[Record excerpts]
# # #
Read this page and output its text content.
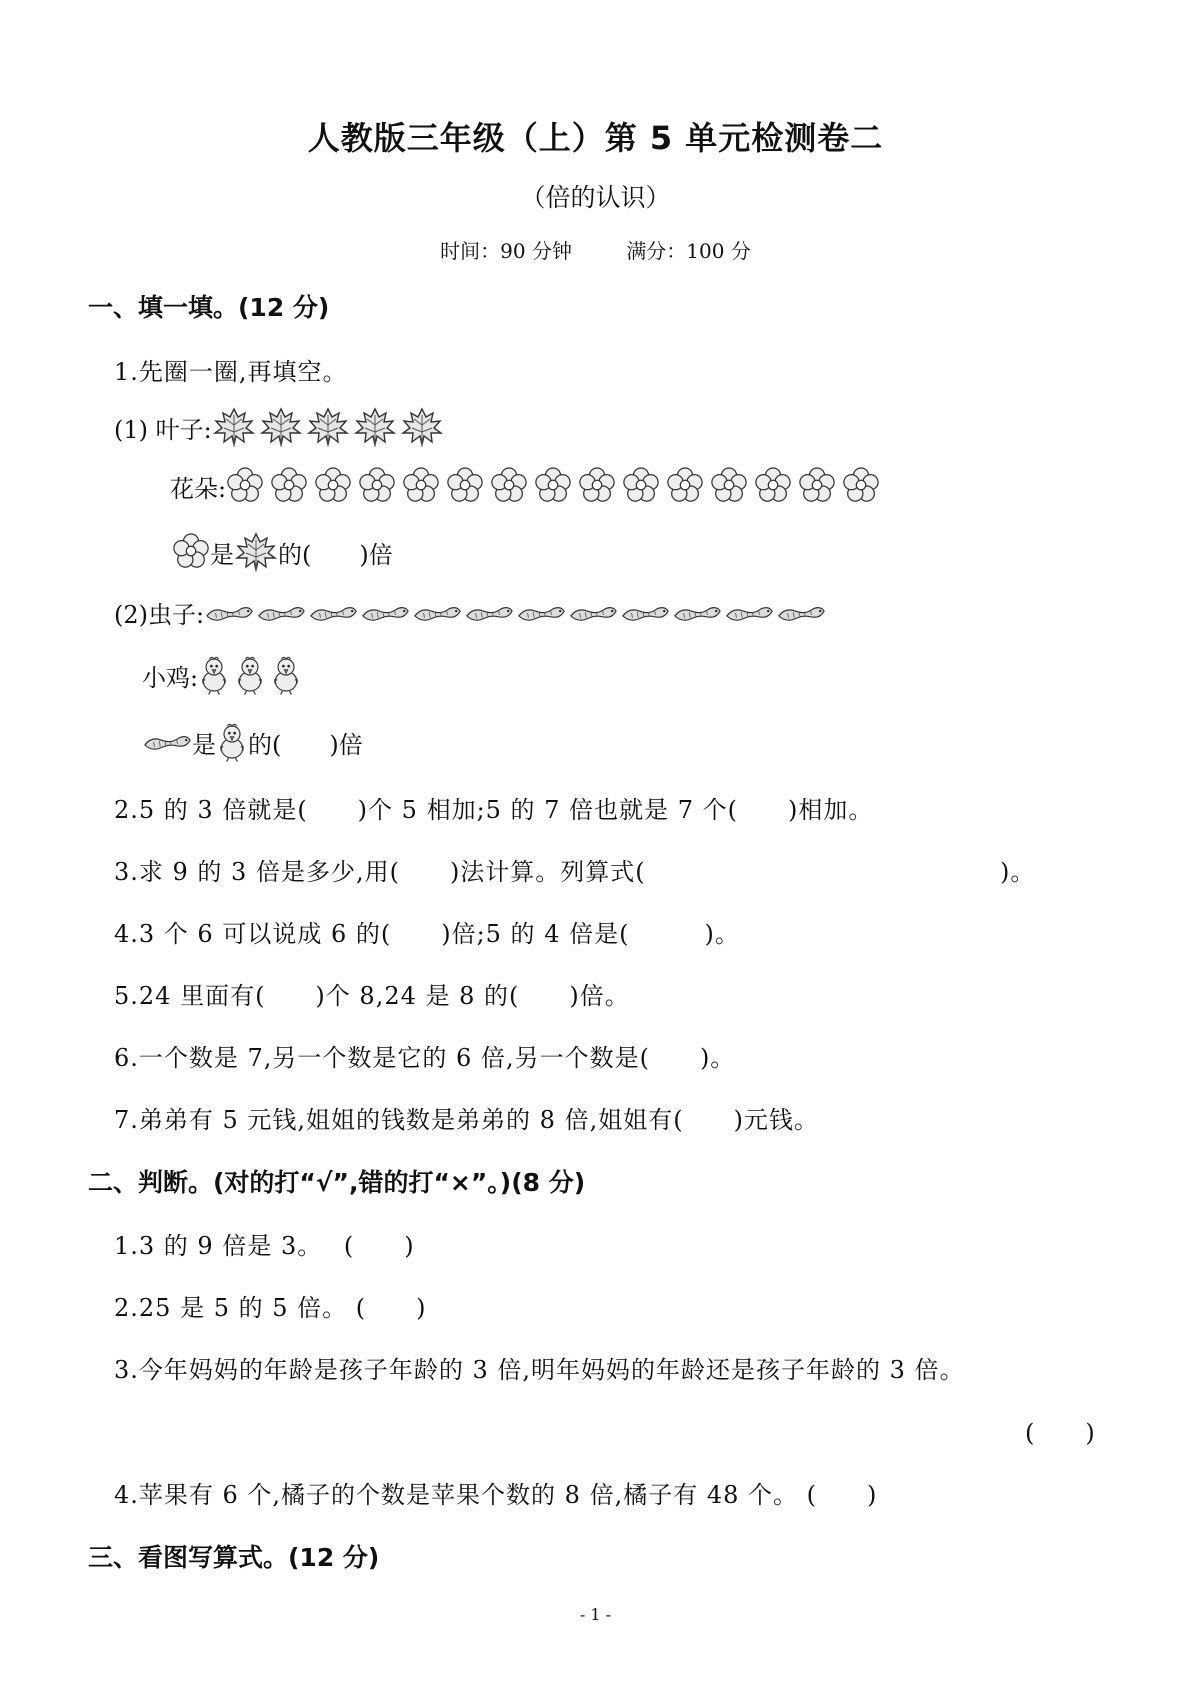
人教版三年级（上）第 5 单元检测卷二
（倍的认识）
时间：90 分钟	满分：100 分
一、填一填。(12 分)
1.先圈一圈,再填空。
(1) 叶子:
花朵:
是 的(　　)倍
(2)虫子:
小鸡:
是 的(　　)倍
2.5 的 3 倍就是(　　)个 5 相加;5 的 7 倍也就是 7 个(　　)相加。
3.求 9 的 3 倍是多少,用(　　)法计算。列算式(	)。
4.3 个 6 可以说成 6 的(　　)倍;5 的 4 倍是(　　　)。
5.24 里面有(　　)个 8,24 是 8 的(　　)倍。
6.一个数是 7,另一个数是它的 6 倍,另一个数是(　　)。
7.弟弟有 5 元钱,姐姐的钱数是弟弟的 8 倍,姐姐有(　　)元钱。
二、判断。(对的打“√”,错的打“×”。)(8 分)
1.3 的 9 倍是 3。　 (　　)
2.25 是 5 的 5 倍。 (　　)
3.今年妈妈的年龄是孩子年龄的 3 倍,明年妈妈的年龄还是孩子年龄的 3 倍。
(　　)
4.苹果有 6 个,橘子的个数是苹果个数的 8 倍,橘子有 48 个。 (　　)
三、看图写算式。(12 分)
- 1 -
# # #
[Required work]
Write out the whole listing again, exactly, with no pictures.

[Exercise output]
Read this page and output its text content.
人教版三年级（上）第 5 单元检测卷二
（倍的认识）
时间：90 分钟	满分：100 分
一、填一填。(12 分)
1.先圈一圈,再填空。
(1) 叶子:
花朵:
是 的(　　)倍
(2)虫子:
小鸡:
是 的(　　)倍
2.5 的 3 倍就是(　　)个 5 相加;5 的 7 倍也就是 7 个(　　)相加。
3.求 9 的 3 倍是多少,用(　　)法计算。列算式(	)。
4.3 个 6 可以说成 6 的(　　)倍;5 的 4 倍是(　　　)。
5.24 里面有(　　)个 8,24 是 8 的(　　)倍。
6.一个数是 7,另一个数是它的 6 倍,另一个数是(　　)。
7.弟弟有 5 元钱,姐姐的钱数是弟弟的 8 倍,姐姐有(　　)元钱。
二、判断。(对的打“√”,错的打“×”。)(8 分)
1.3 的 9 倍是 3。　 (　　)
2.25 是 5 的 5 倍。 (　　)
3.今年妈妈的年龄是孩子年龄的 3 倍,明年妈妈的年龄还是孩子年龄的 3 倍。
(　　)
4.苹果有 6 个,橘子的个数是苹果个数的 8 倍,橘子有 48 个。 (　　)
三、看图写算式。(12 分)
- 1 -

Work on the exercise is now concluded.